• Data for processing:
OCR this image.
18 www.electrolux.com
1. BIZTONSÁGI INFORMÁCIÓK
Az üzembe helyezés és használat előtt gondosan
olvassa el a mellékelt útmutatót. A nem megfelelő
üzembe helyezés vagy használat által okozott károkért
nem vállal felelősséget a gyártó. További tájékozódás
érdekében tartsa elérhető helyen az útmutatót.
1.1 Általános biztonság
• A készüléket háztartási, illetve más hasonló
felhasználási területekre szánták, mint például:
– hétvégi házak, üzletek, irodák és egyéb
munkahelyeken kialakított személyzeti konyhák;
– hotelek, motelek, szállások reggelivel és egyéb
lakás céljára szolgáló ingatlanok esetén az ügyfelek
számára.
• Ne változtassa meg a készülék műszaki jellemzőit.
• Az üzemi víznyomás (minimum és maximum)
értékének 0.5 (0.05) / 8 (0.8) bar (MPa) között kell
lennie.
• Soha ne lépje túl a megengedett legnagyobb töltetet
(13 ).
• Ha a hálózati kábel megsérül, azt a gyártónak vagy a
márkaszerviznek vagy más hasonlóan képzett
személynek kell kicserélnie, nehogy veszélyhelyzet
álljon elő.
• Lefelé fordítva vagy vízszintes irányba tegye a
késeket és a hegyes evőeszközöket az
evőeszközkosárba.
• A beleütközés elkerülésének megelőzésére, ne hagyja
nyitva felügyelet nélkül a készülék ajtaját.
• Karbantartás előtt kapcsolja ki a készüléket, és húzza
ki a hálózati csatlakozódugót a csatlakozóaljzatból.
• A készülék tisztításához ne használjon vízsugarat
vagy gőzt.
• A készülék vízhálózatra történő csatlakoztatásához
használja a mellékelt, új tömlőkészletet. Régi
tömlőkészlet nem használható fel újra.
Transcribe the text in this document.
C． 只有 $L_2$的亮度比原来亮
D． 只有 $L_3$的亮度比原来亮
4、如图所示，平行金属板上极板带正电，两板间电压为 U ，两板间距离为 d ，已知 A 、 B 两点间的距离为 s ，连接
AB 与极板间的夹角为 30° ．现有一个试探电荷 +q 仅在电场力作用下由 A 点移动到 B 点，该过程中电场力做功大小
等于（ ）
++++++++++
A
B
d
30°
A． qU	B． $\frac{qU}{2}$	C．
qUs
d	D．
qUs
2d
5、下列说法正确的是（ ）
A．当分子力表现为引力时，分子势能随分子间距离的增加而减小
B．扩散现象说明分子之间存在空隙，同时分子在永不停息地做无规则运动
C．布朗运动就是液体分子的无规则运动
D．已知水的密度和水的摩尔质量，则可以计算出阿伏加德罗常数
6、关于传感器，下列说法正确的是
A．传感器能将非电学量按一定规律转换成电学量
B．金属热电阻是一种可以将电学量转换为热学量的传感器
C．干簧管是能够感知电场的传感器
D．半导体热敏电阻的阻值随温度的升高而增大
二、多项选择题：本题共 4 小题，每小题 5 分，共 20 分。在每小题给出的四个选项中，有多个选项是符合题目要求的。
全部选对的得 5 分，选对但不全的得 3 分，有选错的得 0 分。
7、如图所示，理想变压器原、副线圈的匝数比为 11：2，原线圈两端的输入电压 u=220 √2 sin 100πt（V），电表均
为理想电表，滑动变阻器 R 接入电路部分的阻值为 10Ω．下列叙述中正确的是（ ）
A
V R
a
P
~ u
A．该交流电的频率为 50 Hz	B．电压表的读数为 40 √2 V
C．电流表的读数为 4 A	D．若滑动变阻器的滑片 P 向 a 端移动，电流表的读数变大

• Task:
Pick out the lines above containing the word "如图所示", then copy them.

• Exercise output:
4、如图所示，平行金属板上极板带正电，两板间电压为 U ，两板间距离为 d ，已知 A 、 B 两点间的距离为 s ，连接
7、如图所示，理想变压器原、副线圈的匝数比为 11：2，原线圈两端的输入电压 u=220 √2 sin 100πt（V），电表均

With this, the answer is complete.